===== Excerpted data
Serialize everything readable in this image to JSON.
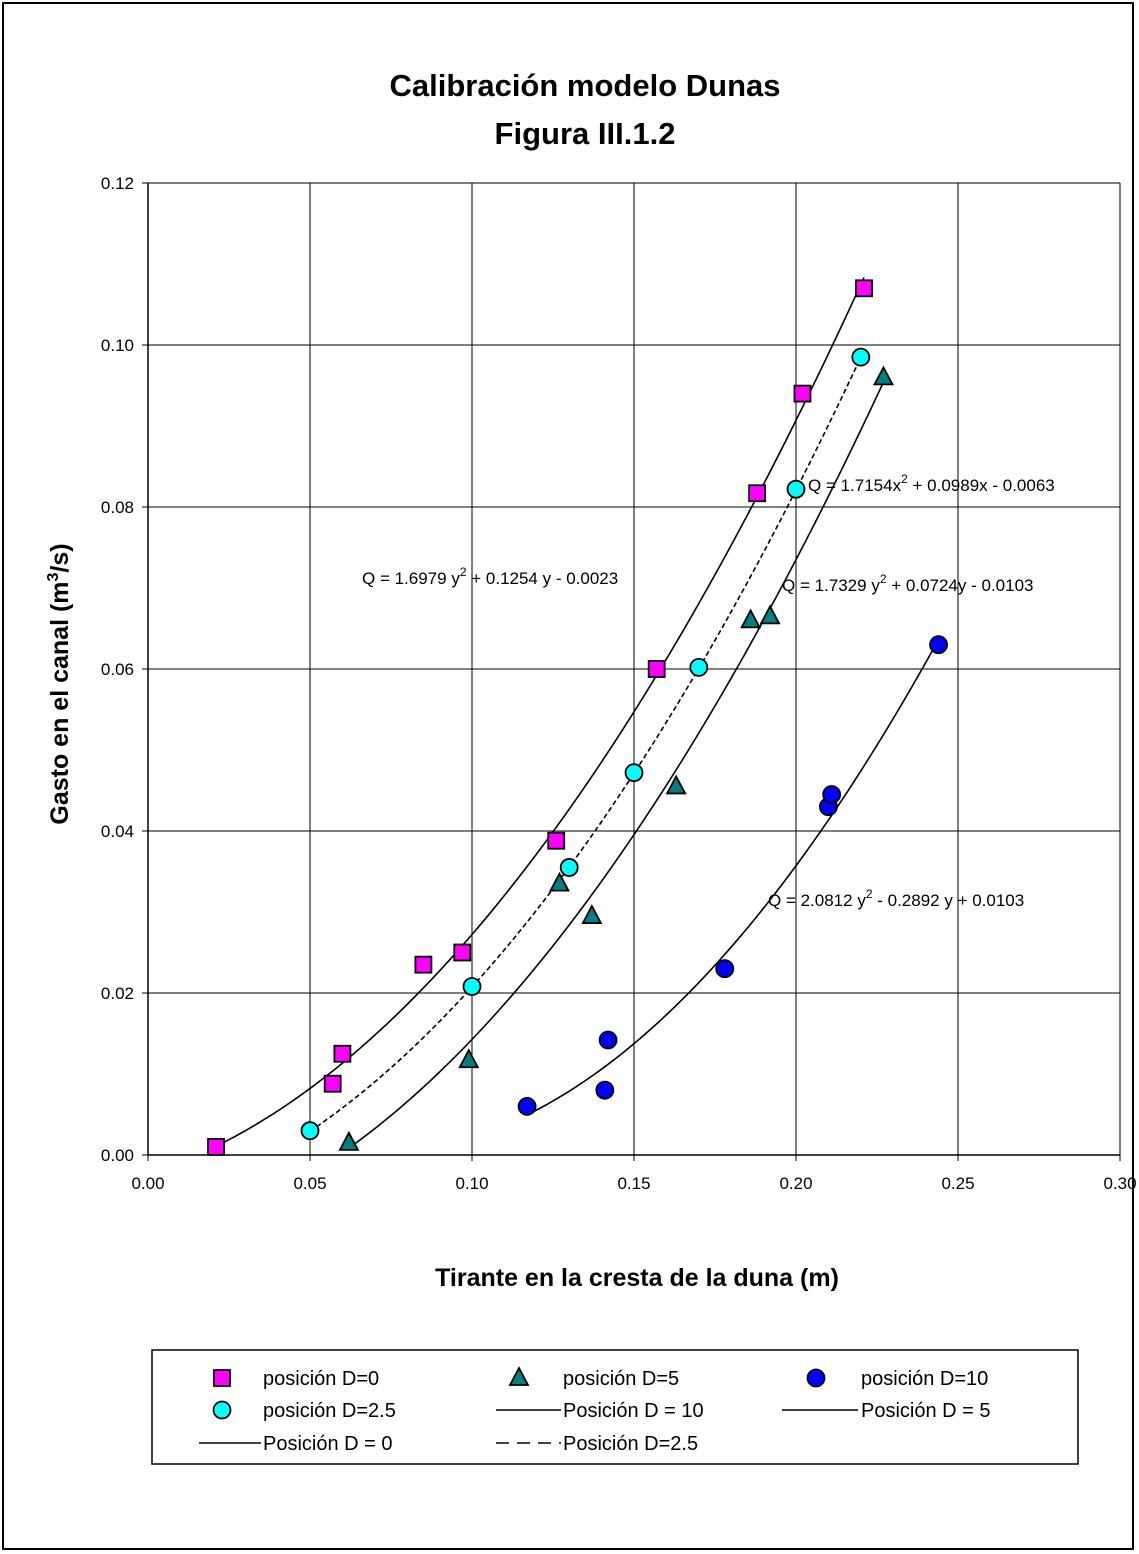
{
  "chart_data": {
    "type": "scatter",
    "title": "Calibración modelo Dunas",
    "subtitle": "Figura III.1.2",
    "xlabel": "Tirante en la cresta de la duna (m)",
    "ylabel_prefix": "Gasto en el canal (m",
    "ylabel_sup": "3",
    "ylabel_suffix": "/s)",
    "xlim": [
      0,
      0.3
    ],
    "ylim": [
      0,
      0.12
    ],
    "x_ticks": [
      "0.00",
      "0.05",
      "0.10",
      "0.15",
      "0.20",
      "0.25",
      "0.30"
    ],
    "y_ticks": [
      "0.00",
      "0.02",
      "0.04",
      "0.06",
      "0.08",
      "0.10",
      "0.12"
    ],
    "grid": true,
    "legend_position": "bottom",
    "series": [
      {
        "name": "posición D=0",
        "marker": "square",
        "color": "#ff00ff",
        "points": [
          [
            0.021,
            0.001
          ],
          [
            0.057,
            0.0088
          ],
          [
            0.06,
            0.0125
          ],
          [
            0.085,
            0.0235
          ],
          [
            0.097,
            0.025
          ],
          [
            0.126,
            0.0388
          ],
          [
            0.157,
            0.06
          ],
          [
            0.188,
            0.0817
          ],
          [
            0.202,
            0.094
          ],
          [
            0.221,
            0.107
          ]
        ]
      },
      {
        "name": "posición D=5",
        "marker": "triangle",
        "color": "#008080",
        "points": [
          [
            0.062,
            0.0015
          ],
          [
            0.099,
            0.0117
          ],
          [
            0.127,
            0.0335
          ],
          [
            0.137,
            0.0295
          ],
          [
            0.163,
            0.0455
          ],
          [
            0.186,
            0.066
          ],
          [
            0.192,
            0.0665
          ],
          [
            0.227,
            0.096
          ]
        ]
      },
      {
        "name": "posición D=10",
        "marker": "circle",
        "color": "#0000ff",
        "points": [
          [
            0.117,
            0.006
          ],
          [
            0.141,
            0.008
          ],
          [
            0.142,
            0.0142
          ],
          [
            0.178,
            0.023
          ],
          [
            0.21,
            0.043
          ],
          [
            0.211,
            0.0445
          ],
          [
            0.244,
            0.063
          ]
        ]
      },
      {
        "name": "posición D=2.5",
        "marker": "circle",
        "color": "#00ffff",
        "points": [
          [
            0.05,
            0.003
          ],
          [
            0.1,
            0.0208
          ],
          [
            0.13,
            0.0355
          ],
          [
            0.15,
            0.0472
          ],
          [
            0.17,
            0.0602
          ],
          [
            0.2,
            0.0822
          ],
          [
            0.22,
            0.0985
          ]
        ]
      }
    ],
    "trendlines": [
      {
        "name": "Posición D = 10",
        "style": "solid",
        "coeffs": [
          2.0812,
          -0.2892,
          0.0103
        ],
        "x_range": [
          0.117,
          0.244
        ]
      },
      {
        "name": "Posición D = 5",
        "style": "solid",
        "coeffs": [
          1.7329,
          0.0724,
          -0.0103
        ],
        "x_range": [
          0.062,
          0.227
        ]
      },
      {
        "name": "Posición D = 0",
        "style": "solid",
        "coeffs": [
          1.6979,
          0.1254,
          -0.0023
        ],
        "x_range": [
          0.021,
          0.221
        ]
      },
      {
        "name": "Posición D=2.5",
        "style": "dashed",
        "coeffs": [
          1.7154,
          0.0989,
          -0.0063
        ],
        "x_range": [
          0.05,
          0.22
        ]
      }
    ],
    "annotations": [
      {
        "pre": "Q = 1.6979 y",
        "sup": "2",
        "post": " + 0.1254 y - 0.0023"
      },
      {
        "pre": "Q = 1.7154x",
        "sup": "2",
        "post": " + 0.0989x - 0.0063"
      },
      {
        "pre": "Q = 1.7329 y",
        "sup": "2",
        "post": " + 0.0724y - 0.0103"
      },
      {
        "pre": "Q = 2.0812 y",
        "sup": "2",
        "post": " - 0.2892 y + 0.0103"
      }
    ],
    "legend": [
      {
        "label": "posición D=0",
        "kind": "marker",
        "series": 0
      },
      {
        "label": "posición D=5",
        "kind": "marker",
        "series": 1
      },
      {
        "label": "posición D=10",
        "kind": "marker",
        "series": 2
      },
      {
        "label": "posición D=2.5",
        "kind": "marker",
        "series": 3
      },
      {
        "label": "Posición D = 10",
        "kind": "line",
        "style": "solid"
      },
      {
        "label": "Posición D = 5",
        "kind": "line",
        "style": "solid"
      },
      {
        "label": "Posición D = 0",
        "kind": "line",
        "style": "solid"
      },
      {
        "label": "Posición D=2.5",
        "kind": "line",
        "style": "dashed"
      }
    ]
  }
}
==========
● What you need to do
Look for the word "series" and return every line where it occurs.

● Answer to the task
    "series": [
        "series": 0
        "series": 1
        "series": 2
        "series": 3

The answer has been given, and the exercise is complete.